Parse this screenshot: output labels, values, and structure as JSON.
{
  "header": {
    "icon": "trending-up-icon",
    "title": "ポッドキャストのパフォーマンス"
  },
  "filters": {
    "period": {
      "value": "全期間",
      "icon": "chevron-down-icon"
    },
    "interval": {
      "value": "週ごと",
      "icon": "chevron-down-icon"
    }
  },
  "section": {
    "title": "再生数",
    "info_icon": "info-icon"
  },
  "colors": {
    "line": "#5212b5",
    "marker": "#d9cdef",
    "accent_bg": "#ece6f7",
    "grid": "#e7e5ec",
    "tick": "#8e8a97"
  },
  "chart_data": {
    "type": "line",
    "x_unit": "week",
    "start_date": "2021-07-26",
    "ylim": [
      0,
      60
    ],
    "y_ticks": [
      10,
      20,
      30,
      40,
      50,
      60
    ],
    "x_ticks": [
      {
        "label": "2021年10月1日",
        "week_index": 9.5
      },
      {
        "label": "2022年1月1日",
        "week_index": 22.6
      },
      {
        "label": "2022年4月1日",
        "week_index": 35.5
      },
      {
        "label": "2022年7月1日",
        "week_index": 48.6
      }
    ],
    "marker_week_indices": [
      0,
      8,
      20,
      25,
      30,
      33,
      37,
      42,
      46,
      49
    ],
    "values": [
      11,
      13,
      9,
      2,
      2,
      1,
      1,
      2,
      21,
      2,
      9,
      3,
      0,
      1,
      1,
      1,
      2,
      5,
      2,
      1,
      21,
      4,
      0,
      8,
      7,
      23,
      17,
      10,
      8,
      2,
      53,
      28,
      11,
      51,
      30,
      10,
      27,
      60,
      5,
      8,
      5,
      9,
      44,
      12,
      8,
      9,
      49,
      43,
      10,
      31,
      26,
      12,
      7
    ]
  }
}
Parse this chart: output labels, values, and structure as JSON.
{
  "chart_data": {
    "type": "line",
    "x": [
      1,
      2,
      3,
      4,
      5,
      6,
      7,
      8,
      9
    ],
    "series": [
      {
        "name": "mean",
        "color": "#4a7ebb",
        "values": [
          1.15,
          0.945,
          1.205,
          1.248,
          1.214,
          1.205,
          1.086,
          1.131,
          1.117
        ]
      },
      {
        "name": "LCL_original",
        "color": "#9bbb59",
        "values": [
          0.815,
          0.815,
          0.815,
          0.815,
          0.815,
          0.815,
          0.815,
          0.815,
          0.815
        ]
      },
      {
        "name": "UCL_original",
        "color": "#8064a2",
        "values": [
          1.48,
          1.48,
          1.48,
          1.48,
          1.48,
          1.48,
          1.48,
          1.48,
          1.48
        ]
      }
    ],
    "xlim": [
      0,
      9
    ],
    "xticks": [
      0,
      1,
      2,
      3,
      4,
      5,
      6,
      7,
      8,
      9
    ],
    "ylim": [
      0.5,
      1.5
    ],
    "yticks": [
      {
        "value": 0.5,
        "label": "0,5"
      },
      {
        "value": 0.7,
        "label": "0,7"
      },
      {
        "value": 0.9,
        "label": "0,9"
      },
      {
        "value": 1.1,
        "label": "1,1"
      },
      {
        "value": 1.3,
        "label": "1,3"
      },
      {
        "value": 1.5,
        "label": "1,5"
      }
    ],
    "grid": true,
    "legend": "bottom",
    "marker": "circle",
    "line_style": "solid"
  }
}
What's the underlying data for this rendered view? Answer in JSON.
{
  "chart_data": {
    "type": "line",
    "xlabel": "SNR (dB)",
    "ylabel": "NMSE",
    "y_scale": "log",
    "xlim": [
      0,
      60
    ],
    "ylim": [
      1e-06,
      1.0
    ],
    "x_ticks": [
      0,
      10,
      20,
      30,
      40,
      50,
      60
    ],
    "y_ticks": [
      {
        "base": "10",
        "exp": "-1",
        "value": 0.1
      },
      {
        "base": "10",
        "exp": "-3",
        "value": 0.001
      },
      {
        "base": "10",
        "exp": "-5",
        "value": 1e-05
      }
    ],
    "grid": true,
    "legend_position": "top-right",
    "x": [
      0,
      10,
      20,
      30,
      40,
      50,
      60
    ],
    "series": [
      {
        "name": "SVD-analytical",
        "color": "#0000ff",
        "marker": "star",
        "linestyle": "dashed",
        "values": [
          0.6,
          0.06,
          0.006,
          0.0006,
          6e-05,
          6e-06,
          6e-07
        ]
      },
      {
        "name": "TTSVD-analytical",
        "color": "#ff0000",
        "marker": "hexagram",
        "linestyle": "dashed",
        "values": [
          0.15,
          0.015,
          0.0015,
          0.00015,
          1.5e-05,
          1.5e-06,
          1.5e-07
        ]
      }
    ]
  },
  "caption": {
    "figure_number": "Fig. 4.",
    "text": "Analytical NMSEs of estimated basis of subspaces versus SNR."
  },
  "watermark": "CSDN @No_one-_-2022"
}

•••

WHAT YOU HAVE TO DO> Copy all lines in the listing above where the string "JSON" appears.

SOLUTION BELOW>
Parse this screenshot: output labels, values, and structure as JSON.
Parse this chart: output labels, values, and structure as JSON.
What's the underlying data for this rendered view? Answer in JSON.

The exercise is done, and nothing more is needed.